━━━━━ Input records

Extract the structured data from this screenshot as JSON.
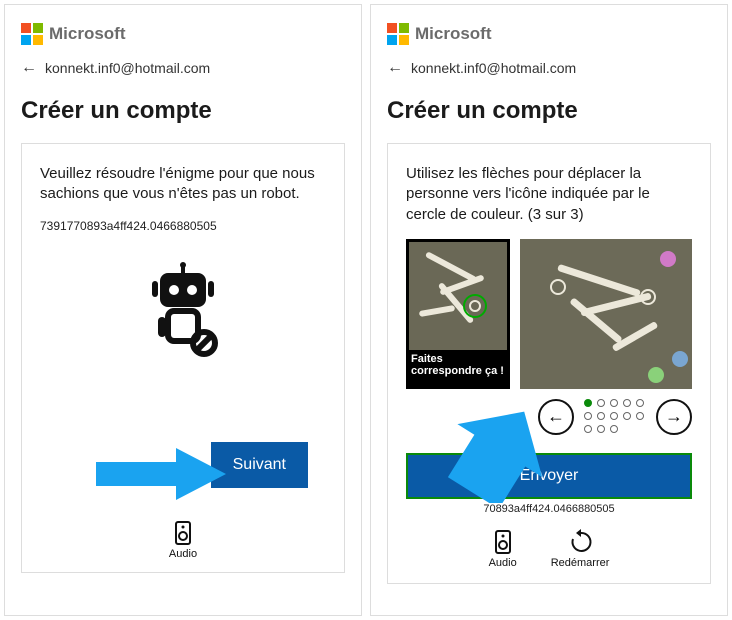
{
  "brand": "Microsoft",
  "email": "konnekt.inf0@hotmail.com",
  "title": "Créer un compte",
  "left": {
    "instruction": "Veuillez résoudre l'énigme pour que nous sachions que vous n'êtes pas un robot.",
    "code": "7391770893a4ff424.0466880505",
    "next_label": "Suivant",
    "audio_label": "Audio"
  },
  "right": {
    "instruction": "Utilisez les flèches pour déplacer la personne vers l'icône indiquée par le cercle de couleur. (3 sur 3)",
    "match_label": "Faites correspondre ça !",
    "submit_label": "Envoyer",
    "code": "70893a4ff424.0466880505",
    "audio_label": "Audio",
    "restart_label": "Redémarrer"
  }
}
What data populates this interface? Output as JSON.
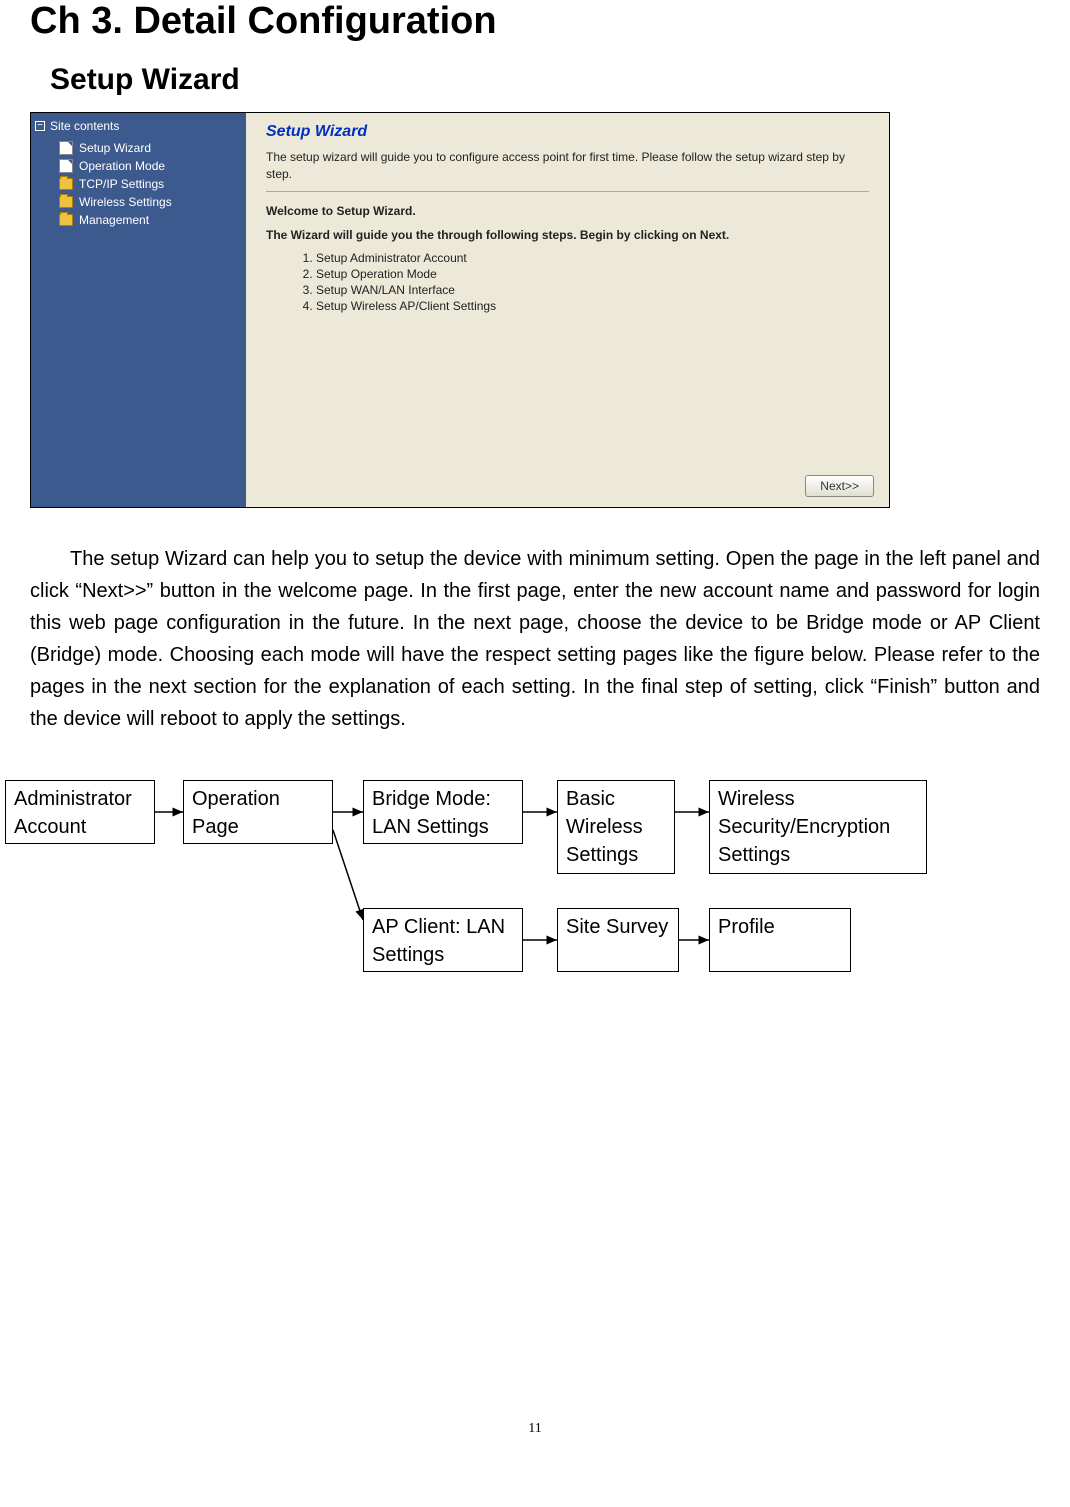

━━━━━━━━━━

--- Objective ---
Reproduce all of the data exactly; the pictures do not belong in the copy.

--- Written response ---
Extract the structured data from this screenshot as JSON.
{
  "brand": "Microsoft",
  "email": "konnekt.inf0@hotmail.com",
  "title": "Créer un compte",
  "left": {
    "instruction": "Veuillez résoudre l'énigme pour que nous sachions que vous n'êtes pas un robot.",
    "code": "7391770893a4ff424.0466880505",
    "next_label": "Suivant",
    "audio_label": "Audio"
  },
  "right": {
    "instruction": "Utilisez les flèches pour déplacer la personne vers l'icône indiquée par le cercle de couleur. (3 sur 3)",
    "match_label": "Faites correspondre ça !",
    "submit_label": "Envoyer",
    "code": "70893a4ff424.0466880505",
    "audio_label": "Audio",
    "restart_label": "Redémarrer"
  }
}
What data populates this interface? Output as JSON.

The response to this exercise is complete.